◆ **SET EXERCISE 1**: According to the text about the song "Call on God," in what year was the song recorded?

◆ **SELECTION**:
____________
Jones wrote the song in the late 1970s for E.L. Fields’ Gospel Wonders, which is a choir at the Universal Church of God in New York City that Jones sang with throughout most of her life. This song was actually recorded in 2007 during sessions for the Sharon Jones & the Dap-Kings album 100 Days, 100 Nights, but was saved for a gospel album they never got around to recording.

A press release describes the recording of “Call on God” as such: “Sharon played all the piano and sang her parts live with the band, providing very specific direction of exactly how she wanted the music to sound. Though she always provided input on all her songs, it wasn’t common for Sharon to take full charge of the arrangements like she did on these two gospel tracks.”

E.L. Fields’ widow, Pastor Margot Fields, presided over Jones’ memorial service. Several of the original members of the Gospel Wonders were there and performed a tribute to Jones. Afterwards The Dap-Kings approached them to come into the studio and help them finish “Call on God.” As the press release describes it: “At the studio, the members of the choir put on headphones and heard Sharon’s voice singing the song she wrote for them three decades earlier. Sharon always wanted to add background vocals to the song and she would have been happy to know that her old friends had come through to sing with her one final time.”
____________
◆ **INFORMATION SHOWN**:
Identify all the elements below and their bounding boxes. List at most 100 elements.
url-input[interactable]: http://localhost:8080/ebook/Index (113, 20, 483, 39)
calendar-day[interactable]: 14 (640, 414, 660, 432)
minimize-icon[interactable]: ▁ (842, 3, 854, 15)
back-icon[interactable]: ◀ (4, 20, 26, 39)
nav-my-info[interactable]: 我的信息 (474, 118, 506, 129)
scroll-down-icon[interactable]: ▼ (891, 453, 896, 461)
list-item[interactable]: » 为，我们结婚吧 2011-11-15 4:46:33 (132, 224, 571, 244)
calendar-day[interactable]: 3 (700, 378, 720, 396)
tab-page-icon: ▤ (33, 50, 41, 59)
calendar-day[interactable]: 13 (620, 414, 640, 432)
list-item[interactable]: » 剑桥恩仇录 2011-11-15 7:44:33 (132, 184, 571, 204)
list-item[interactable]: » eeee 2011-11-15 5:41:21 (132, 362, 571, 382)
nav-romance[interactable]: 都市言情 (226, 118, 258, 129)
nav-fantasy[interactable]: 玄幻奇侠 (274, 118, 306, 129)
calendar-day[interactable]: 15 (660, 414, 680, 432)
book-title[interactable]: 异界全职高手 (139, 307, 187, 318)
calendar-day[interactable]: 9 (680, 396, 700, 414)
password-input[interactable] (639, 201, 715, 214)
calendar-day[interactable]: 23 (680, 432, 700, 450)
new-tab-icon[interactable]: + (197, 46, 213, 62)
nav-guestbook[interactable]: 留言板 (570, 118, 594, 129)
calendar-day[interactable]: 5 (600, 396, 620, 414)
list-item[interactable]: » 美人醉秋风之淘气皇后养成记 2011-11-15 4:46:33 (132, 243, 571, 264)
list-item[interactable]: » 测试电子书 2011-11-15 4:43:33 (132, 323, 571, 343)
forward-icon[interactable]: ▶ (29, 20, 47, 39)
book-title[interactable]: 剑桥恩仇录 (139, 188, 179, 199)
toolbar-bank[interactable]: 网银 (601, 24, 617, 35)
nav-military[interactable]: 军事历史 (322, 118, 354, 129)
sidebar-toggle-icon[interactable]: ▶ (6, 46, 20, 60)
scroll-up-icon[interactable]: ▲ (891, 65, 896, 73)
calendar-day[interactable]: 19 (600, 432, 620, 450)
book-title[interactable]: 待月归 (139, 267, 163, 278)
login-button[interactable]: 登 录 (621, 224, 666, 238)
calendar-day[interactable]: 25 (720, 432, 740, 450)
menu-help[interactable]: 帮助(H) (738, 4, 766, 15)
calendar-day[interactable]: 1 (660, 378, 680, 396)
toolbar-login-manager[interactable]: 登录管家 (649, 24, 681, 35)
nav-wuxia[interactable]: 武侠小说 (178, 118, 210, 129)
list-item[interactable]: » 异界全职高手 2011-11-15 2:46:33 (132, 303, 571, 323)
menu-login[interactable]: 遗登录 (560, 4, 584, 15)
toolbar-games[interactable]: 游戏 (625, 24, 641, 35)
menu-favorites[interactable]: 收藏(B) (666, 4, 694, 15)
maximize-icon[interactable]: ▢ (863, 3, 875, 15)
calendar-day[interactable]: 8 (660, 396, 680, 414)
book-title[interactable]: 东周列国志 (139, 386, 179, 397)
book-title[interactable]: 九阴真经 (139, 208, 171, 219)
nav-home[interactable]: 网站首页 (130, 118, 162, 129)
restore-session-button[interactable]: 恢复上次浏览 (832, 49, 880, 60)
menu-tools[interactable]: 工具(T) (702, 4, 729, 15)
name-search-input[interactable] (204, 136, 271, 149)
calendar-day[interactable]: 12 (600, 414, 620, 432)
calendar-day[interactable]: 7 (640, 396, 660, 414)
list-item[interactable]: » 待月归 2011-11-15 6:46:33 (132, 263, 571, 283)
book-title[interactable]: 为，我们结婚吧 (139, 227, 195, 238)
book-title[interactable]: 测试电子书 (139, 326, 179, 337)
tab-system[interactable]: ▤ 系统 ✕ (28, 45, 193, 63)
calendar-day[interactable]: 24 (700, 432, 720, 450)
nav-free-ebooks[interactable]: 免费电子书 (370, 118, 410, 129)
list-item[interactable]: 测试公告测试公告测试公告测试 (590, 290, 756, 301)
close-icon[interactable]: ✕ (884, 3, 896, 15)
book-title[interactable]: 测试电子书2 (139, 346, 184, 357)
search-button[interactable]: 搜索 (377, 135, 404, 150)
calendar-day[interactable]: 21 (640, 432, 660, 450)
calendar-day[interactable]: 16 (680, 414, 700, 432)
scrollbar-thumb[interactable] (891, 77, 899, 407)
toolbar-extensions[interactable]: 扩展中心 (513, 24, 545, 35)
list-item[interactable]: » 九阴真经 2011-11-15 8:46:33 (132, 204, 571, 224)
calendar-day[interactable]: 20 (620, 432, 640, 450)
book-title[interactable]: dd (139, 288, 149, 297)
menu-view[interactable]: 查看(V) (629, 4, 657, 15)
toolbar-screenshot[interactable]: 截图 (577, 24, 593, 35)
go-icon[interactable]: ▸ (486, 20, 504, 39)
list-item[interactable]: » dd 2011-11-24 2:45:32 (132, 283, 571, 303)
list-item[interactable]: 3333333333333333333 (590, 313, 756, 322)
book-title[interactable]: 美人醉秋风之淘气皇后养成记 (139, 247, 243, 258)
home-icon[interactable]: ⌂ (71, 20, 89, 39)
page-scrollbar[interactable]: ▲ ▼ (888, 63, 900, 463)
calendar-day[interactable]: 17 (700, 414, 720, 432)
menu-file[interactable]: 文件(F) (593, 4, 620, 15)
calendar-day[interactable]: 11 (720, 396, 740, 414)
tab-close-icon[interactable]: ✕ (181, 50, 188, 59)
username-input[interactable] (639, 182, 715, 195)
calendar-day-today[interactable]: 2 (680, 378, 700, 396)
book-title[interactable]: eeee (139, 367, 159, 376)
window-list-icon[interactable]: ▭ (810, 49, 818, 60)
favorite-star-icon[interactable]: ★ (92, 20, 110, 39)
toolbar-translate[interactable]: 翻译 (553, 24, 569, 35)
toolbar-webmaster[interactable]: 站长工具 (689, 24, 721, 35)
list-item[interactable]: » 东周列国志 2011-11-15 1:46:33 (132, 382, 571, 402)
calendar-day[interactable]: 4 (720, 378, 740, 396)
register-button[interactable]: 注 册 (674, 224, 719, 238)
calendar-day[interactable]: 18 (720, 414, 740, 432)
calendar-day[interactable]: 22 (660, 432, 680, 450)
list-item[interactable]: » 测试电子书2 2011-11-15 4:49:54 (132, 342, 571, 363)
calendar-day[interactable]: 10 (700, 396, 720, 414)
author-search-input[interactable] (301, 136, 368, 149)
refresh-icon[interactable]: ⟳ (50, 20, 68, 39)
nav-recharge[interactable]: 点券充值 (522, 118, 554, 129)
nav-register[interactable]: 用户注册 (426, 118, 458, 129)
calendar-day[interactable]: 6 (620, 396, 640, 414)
____________
◆ **SET EXERCISE 2**: Reproduce the records word for word, from their first line through the line containing "nav-guestbook[interactable]: 留言板 (570, 118, 594, 129)".

◆ **SOLUTION 1**: 2007

◆ **SOLUTION 2**:
Identify all the elements below and their bounding boxes. List at most 100 elements.
url-input[interactable]: http://localhost:8080/ebook/Index (113, 20, 483, 39)
calendar-day[interactable]: 14 (640, 414, 660, 432)
minimize-icon[interactable]: ▁ (842, 3, 854, 15)
back-icon[interactable]: ◀ (4, 20, 26, 39)
nav-my-info[interactable]: 我的信息 (474, 118, 506, 129)
scroll-down-icon[interactable]: ▼ (891, 453, 896, 461)
list-item[interactable]: » 为，我们结婚吧 2011-11-15 4:46:33 (132, 224, 571, 244)
calendar-day[interactable]: 3 (700, 378, 720, 396)
tab-page-icon: ▤ (33, 50, 41, 59)
calendar-day[interactable]: 13 (620, 414, 640, 432)
list-item[interactable]: » 剑桥恩仇录 2011-11-15 7:44:33 (132, 184, 571, 204)
list-item[interactable]: » eeee 2011-11-15 5:41:21 (132, 362, 571, 382)
nav-romance[interactable]: 都市言情 (226, 118, 258, 129)
nav-fantasy[interactable]: 玄幻奇侠 (274, 118, 306, 129)
calendar-day[interactable]: 15 (660, 414, 680, 432)
book-title[interactable]: 异界全职高手 (139, 307, 187, 318)
calendar-day[interactable]: 9 (680, 396, 700, 414)
password-input[interactable] (639, 201, 715, 214)
calendar-day[interactable]: 23 (680, 432, 700, 450)
new-tab-icon[interactable]: + (197, 46, 213, 62)
nav-guestbook[interactable]: 留言板 (570, 118, 594, 129)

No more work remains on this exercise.